EXERCISE DESCRIPTION - Lines holding the string "otobüste" are the ones to copy; find them all in the data.

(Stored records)
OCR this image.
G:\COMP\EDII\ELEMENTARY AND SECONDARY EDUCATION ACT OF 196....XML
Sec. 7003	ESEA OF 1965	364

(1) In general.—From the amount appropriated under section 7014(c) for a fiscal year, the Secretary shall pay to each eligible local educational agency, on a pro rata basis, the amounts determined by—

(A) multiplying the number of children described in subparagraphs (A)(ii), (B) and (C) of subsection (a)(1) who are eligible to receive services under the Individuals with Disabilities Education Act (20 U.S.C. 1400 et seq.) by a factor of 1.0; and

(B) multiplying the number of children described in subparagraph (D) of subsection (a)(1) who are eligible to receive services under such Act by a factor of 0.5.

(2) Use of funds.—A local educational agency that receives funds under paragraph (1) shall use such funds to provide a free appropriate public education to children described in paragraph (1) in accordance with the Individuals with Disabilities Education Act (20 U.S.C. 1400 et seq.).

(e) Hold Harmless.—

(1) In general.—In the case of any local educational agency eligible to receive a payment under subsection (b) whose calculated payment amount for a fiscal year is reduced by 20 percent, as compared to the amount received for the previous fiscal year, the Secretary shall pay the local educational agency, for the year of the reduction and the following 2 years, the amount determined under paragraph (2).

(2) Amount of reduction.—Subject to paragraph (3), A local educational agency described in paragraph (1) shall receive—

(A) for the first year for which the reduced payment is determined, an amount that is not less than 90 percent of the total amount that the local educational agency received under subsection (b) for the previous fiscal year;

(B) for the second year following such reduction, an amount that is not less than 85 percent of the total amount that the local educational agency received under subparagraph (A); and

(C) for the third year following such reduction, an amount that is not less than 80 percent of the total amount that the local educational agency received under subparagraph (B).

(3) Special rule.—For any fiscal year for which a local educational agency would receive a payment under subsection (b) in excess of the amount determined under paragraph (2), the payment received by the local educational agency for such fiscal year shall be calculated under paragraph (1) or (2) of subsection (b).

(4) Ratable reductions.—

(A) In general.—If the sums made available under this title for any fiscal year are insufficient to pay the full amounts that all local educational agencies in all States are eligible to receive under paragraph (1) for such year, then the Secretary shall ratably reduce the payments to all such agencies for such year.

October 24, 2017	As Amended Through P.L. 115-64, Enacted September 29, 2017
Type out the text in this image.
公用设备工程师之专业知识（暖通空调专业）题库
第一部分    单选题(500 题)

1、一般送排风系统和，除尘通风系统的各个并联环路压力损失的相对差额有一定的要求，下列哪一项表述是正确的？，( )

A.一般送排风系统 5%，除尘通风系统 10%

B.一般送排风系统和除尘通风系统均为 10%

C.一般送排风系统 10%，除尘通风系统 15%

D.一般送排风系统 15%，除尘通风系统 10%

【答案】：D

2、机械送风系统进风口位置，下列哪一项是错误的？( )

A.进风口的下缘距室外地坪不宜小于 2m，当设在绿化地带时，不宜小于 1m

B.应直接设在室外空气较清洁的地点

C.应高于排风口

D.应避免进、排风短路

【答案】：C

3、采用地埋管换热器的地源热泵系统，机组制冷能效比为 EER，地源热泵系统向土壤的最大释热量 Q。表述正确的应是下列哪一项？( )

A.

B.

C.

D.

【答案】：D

==

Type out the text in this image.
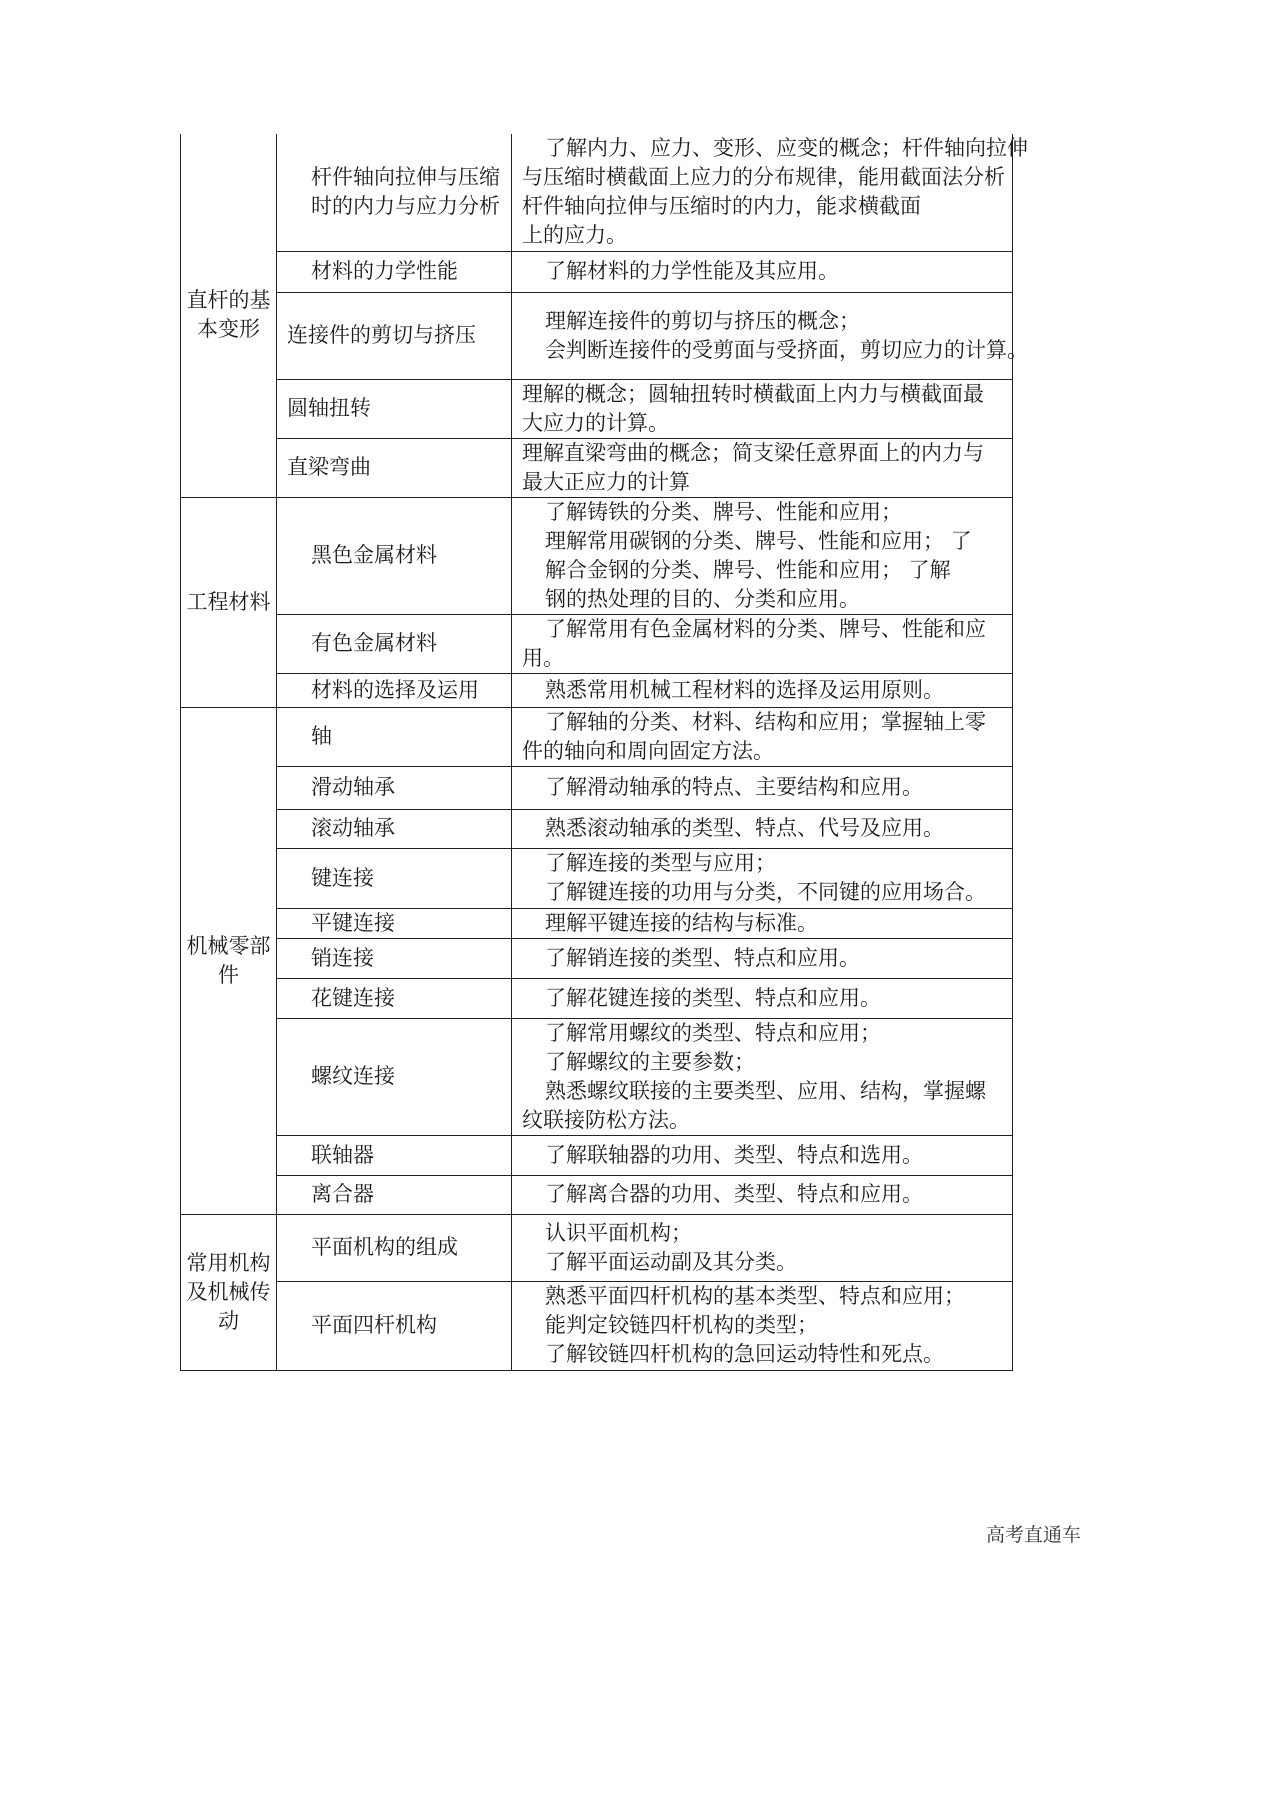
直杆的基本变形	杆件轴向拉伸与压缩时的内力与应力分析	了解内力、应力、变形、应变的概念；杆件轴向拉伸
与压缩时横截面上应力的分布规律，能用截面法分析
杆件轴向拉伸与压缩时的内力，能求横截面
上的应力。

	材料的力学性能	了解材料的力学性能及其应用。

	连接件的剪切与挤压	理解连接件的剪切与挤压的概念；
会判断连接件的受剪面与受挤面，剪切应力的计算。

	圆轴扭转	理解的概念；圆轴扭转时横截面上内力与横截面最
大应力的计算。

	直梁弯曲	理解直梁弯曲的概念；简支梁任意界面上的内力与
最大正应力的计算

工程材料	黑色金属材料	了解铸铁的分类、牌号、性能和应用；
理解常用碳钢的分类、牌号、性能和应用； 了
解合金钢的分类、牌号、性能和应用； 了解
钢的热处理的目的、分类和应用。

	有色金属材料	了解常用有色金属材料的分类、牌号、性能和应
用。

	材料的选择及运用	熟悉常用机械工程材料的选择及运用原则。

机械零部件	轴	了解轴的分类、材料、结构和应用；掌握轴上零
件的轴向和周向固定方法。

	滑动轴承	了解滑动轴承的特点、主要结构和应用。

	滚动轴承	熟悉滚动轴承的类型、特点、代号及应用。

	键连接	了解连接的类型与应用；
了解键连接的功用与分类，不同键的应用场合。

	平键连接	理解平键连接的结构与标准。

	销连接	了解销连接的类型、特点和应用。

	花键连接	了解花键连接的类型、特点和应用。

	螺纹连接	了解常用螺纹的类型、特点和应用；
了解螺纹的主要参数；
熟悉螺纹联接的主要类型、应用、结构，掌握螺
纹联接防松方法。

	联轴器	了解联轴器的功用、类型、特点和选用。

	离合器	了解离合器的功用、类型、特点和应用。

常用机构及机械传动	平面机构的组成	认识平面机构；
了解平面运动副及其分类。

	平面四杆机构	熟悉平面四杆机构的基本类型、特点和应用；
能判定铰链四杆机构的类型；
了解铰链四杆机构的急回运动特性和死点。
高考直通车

--

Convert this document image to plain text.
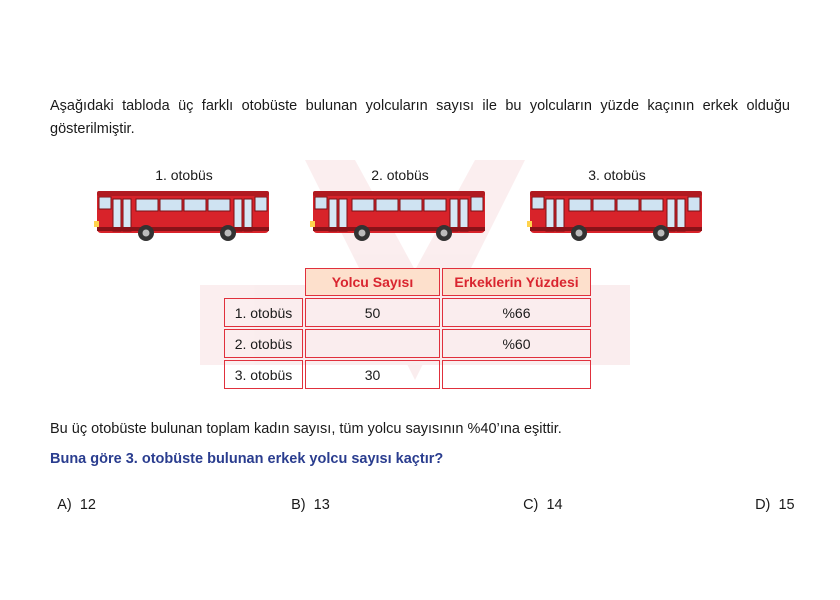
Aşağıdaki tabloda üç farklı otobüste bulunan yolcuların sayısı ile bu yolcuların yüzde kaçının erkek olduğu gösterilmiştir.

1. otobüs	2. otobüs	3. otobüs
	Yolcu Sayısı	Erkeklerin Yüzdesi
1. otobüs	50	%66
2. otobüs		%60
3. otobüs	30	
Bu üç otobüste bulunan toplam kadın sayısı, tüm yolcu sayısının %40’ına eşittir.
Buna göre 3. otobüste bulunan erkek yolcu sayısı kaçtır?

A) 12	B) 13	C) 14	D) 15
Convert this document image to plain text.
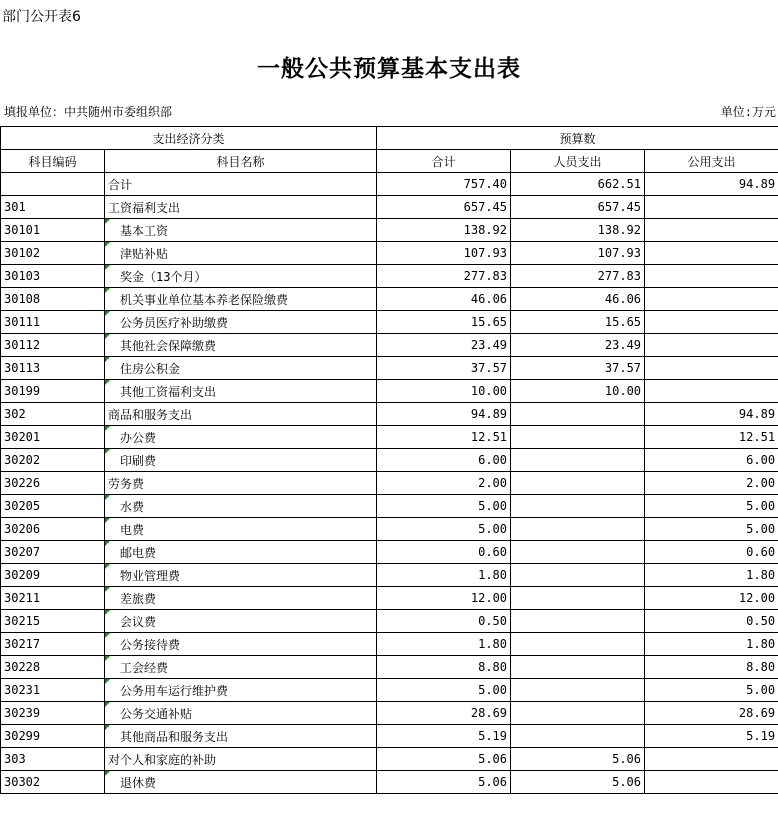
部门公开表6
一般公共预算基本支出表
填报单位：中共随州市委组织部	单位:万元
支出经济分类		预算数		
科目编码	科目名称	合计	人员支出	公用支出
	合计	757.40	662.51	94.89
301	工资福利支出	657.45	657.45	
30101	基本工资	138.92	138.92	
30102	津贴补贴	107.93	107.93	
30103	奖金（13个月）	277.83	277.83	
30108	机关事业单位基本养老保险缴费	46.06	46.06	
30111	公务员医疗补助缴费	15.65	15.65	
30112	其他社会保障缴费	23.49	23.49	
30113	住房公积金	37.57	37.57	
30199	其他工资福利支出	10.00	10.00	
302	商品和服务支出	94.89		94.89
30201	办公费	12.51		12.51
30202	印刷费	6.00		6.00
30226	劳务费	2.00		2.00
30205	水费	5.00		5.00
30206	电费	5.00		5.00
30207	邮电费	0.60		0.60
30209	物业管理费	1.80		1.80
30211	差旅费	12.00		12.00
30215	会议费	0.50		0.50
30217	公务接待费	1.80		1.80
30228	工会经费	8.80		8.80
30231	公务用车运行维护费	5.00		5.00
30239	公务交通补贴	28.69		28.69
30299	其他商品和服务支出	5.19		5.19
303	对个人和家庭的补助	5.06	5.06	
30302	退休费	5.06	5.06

FINISHED EXERCISE -
Aşağıdaki tabloda üç farklı otobüste bulunan yolcuların sayısı ile bu yolcuların yüzde kaçının erkek olduğu gösterilmiştir.
Bu üç otobüste bulunan toplam kadın sayısı, tüm yolcu sayısının %40’ına eşittir.
Buna göre 3. otobüste bulunan erkek yolcu sayısı kaçtır?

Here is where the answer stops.